**WRITTEN REQUEST:** Reproduce the listing below character for character; drop every image.

**RECORDS FOR THIS TASK:**
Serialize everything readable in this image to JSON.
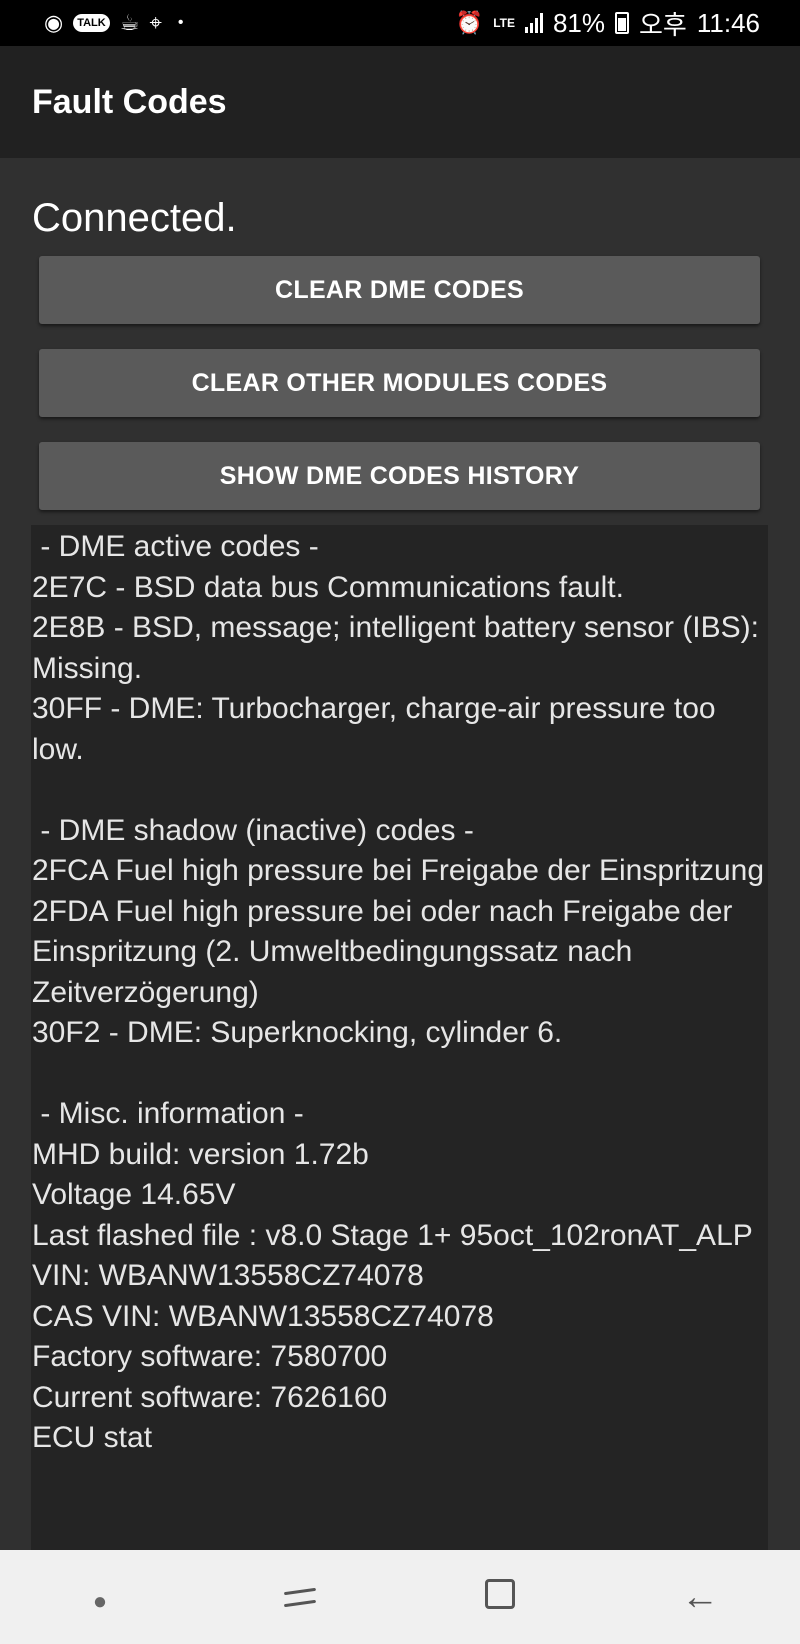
{
  "status_bar": {
    "battery_percent": "81%",
    "time_prefix": "오후",
    "time": "11:46",
    "network": "LTE",
    "talk_label": "TALK",
    "left_icons": [
      "line-icon",
      "kakaotalk-icon",
      "coffee-icon",
      "maps-icon",
      "dot-icon"
    ],
    "right_icons": [
      "alarm-icon",
      "lte-icon",
      "signal-icon",
      "battery-icon"
    ]
  },
  "app_bar": {
    "title": "Fault Codes"
  },
  "main": {
    "status": "Connected.",
    "buttons": {
      "clear_dme": "CLEAR DME CODES",
      "clear_other": "CLEAR OTHER MODULES CODES",
      "show_history": "SHOW DME CODES HISTORY"
    },
    "log_lines": [
      " - DME active codes -",
      "2E7C - BSD data bus Communications fault.",
      "2E8B - BSD, message; intelligent battery sensor (IBS): Missing.",
      "30FF - DME: Turbocharger, charge-air pressure too low.",
      "",
      " - DME shadow (inactive) codes -",
      "2FCA Fuel high pressure bei Freigabe der Einspritzung",
      "2FDA Fuel high pressure bei oder nach Freigabe der Einspritzung (2. Umweltbedingungssatz nach Zeitverzögerung)",
      "30F2 - DME: Superknocking, cylinder 6.",
      "",
      " - Misc. information -",
      "MHD build: version 1.72b",
      "Voltage 14.65V",
      "Last flashed file : v8.0 Stage 1+ 95oct_102ronAT_ALP",
      "VIN: WBANW13558CZ74078",
      "CAS VIN: WBANW13558CZ74078",
      "Factory software: 7580700",
      "Current software: 7626160",
      "ECU stat"
    ]
  },
  "nav_bar": {
    "items": [
      "dot-icon",
      "recent-apps-icon",
      "home-icon",
      "back-icon"
    ]
  },
  "colors": {
    "status_bar_bg": "#000000",
    "app_bar_bg": "#212121",
    "content_bg": "#303030",
    "button_bg": "#5a5a5a",
    "log_bg": "#242424",
    "nav_bar_bg": "#f0f0f0"
  }
}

**THE OUTPUT:**
Serialize everything readable in this image to JSON.
{
  "status_bar": {
    "battery_percent": "81%",
    "time_prefix": "오후",
    "time": "11:46",
    "network": "LTE",
    "talk_label": "TALK",
    "left_icons": [
      "line-icon",
      "kakaotalk-icon",
      "coffee-icon",
      "maps-icon",
      "dot-icon"
    ],
    "right_icons": [
      "alarm-icon",
      "lte-icon",
      "signal-icon",
      "battery-icon"
    ]
  },
  "app_bar": {
    "title": "Fault Codes"
  },
  "main": {
    "status": "Connected.",
    "buttons": {
      "clear_dme": "CLEAR DME CODES",
      "clear_other": "CLEAR OTHER MODULES CODES",
      "show_history": "SHOW DME CODES HISTORY"
    },
    "log_lines": [
      " - DME active codes -",
      "2E7C - BSD data bus Communications fault.",
      "2E8B - BSD, message; intelligent battery sensor (IBS): Missing.",
      "30FF - DME: Turbocharger, charge-air pressure too low.",
      "",
      " - DME shadow (inactive) codes -",
      "2FCA Fuel high pressure bei Freigabe der Einspritzung",
      "2FDA Fuel high pressure bei oder nach Freigabe der Einspritzung (2. Umweltbedingungssatz nach Zeitverzögerung)",
      "30F2 - DME: Superknocking, cylinder 6.",
      "",
      " - Misc. information -",
      "MHD build: version 1.72b",
      "Voltage 14.65V",
      "Last flashed file : v8.0 Stage 1+ 95oct_102ronAT_ALP",
      "VIN: WBANW13558CZ74078",
      "CAS VIN: WBANW13558CZ74078",
      "Factory software: 7580700",
      "Current software: 7626160",
      "ECU stat"
    ]
  },
  "nav_bar": {
    "items": [
      "dot-icon",
      "recent-apps-icon",
      "home-icon",
      "back-icon"
    ]
  },
  "colors": {
    "status_bar_bg": "#000000",
    "app_bar_bg": "#212121",
    "content_bg": "#303030",
    "button_bg": "#5a5a5a",
    "log_bg": "#242424",
    "nav_bar_bg": "#f0f0f0"
  }
}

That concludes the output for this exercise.